Each line that holds the word "totalspread" is to be identified and copied.

DATA EXTRACT:
☆ ☆ ☆ ☆

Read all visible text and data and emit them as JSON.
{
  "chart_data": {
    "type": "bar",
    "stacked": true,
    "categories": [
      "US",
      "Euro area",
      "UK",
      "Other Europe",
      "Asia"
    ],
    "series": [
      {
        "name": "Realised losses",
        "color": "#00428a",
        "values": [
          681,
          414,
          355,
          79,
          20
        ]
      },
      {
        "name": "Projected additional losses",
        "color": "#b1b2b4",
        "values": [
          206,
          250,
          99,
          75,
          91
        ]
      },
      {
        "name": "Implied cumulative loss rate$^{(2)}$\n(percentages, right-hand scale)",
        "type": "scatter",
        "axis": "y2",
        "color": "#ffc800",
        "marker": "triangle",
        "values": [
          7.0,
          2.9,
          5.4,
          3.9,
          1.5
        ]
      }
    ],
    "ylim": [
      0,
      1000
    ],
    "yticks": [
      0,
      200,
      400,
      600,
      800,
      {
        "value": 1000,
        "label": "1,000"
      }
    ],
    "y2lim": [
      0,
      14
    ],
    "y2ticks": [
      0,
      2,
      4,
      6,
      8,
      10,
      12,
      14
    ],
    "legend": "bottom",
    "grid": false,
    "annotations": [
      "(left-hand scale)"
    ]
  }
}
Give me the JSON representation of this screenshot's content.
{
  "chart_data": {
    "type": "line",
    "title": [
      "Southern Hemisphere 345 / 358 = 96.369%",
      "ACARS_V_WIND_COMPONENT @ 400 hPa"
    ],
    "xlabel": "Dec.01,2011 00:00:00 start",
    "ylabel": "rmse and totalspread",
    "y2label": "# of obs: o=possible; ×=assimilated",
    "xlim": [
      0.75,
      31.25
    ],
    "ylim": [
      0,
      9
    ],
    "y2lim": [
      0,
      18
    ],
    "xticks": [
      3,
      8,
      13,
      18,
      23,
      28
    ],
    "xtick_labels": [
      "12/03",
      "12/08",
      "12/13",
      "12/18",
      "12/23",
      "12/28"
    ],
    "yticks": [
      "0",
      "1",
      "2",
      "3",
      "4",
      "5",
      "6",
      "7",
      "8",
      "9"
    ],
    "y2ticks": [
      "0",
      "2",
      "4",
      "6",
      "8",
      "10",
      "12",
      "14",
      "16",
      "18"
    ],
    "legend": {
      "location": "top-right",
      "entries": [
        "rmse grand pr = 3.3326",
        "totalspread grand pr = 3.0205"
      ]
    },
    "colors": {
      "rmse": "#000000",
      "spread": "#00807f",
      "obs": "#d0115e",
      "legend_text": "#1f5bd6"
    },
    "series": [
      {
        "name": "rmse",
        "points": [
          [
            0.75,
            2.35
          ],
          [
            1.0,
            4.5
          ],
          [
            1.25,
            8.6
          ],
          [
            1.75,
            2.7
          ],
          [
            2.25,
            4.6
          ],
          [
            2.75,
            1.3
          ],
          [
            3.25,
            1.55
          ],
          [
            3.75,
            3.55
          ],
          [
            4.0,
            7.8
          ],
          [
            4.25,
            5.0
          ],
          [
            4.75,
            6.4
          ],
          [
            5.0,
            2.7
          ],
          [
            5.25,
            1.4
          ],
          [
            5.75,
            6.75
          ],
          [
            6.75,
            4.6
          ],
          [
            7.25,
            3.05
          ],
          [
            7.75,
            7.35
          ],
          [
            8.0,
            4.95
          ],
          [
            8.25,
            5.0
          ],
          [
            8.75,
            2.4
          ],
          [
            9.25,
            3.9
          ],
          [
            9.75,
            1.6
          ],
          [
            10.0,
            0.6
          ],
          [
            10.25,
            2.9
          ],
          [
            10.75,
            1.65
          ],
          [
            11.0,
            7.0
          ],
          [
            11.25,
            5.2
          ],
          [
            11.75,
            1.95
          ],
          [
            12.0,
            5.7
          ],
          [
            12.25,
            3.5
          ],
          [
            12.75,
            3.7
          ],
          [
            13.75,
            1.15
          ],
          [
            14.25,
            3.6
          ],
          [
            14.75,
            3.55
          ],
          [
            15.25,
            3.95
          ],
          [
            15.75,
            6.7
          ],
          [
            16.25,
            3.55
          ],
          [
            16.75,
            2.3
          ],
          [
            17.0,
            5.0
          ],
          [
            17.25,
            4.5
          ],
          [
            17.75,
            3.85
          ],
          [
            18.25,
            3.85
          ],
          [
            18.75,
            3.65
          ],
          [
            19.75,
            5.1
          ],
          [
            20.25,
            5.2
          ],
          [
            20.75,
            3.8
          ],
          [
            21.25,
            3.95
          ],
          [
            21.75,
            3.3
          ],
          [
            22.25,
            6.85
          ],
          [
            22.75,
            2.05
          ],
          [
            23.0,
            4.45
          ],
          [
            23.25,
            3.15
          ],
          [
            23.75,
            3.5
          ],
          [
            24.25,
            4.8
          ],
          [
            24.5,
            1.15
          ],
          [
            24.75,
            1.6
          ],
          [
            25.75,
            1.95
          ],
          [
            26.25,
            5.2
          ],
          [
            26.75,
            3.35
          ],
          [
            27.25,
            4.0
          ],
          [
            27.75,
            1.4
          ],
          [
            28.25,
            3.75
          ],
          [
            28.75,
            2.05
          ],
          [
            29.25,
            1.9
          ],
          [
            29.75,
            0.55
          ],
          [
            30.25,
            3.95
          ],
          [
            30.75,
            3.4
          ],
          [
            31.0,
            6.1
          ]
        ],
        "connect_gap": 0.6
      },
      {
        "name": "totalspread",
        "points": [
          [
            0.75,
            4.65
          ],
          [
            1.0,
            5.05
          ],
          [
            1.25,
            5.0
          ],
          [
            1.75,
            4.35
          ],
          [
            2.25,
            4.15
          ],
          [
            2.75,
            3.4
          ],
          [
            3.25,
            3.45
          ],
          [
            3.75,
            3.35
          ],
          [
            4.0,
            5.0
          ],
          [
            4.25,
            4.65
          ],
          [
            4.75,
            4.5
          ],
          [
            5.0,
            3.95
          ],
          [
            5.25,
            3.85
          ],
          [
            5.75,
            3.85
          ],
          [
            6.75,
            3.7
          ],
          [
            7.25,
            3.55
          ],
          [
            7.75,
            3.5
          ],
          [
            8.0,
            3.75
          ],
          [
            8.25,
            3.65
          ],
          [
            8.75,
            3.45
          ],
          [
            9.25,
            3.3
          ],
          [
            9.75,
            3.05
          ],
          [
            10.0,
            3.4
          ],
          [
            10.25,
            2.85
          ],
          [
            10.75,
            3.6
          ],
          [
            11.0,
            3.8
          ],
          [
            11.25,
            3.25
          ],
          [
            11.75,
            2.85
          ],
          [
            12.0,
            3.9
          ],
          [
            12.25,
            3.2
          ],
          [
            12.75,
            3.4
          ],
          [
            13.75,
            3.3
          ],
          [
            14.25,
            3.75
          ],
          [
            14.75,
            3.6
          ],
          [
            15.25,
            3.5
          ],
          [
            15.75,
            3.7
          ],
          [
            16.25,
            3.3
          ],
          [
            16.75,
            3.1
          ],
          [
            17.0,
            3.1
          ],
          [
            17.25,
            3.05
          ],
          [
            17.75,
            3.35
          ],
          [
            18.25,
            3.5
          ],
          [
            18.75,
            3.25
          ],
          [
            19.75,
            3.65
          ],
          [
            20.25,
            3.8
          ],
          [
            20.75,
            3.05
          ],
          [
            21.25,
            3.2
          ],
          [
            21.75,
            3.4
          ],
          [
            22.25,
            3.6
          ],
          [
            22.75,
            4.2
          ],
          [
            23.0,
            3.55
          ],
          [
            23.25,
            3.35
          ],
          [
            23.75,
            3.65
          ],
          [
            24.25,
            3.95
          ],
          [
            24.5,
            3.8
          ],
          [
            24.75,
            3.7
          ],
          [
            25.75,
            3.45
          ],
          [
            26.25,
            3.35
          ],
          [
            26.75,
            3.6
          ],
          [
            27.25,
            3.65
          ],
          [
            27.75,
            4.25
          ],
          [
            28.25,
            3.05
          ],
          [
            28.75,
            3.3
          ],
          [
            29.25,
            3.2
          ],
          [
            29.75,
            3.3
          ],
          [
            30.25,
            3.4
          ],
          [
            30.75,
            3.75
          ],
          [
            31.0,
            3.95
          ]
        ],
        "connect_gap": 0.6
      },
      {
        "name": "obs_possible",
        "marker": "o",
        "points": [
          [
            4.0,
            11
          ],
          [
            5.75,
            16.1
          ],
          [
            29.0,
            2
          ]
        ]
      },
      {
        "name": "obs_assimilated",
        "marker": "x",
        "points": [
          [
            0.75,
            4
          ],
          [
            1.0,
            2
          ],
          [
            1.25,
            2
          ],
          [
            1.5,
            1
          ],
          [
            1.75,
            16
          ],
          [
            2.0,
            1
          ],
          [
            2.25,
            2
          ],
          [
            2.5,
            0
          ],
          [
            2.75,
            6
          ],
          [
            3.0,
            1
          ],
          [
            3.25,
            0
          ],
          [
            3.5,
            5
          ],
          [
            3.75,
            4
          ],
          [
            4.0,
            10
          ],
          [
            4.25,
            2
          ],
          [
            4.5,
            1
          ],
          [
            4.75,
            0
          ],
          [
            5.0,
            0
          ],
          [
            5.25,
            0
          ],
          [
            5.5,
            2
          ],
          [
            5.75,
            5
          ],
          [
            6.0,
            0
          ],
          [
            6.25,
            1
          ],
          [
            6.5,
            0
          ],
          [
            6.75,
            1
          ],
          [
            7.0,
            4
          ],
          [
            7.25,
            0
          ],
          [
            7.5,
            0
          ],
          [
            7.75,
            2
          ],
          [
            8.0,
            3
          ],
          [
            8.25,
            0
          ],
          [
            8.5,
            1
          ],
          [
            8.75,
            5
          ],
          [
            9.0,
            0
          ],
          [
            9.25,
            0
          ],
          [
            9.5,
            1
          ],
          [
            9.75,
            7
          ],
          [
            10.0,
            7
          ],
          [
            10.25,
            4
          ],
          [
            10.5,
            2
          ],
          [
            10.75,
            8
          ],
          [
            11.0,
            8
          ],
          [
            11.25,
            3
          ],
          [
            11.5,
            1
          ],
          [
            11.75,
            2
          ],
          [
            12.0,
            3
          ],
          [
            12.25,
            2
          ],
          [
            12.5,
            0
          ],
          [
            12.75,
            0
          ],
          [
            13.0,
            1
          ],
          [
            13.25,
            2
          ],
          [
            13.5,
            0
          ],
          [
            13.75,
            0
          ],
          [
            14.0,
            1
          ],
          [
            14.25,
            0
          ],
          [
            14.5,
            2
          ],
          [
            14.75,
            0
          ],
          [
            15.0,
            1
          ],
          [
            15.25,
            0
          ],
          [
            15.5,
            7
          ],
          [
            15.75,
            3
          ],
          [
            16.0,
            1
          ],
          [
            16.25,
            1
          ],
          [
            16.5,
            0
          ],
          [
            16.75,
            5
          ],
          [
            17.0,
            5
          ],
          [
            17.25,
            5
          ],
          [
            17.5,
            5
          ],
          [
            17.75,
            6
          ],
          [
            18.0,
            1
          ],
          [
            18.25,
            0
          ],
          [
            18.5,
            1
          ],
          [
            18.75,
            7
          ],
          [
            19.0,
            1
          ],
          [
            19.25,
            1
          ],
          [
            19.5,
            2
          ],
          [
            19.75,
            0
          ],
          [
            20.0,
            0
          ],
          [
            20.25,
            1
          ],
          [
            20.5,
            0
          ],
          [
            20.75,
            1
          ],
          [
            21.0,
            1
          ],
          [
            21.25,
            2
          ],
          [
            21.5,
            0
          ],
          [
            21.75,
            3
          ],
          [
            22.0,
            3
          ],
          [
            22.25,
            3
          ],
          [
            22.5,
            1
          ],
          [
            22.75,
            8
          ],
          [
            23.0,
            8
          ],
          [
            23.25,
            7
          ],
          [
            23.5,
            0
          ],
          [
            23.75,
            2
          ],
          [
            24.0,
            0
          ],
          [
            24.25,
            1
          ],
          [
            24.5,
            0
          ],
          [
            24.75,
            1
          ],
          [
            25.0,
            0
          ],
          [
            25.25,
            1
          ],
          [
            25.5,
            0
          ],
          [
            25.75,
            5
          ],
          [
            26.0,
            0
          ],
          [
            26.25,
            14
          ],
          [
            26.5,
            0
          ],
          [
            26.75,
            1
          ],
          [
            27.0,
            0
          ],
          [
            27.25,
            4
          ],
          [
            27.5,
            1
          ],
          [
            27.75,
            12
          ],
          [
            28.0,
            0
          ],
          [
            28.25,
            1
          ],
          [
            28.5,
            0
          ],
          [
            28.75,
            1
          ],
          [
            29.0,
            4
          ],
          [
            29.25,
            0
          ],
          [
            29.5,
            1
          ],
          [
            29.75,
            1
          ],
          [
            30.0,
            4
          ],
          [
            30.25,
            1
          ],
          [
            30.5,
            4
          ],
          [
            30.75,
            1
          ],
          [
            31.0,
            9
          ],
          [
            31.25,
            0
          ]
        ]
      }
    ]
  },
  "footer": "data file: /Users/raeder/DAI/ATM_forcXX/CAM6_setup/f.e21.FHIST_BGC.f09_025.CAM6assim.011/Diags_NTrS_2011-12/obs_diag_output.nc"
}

☆ ☆ ☆ ☆

EXERCISE RESPONSE:
    "ylabel": "rmse and totalspread",
        "totalspread grand pr = 3.0205"
        "name": "totalspread",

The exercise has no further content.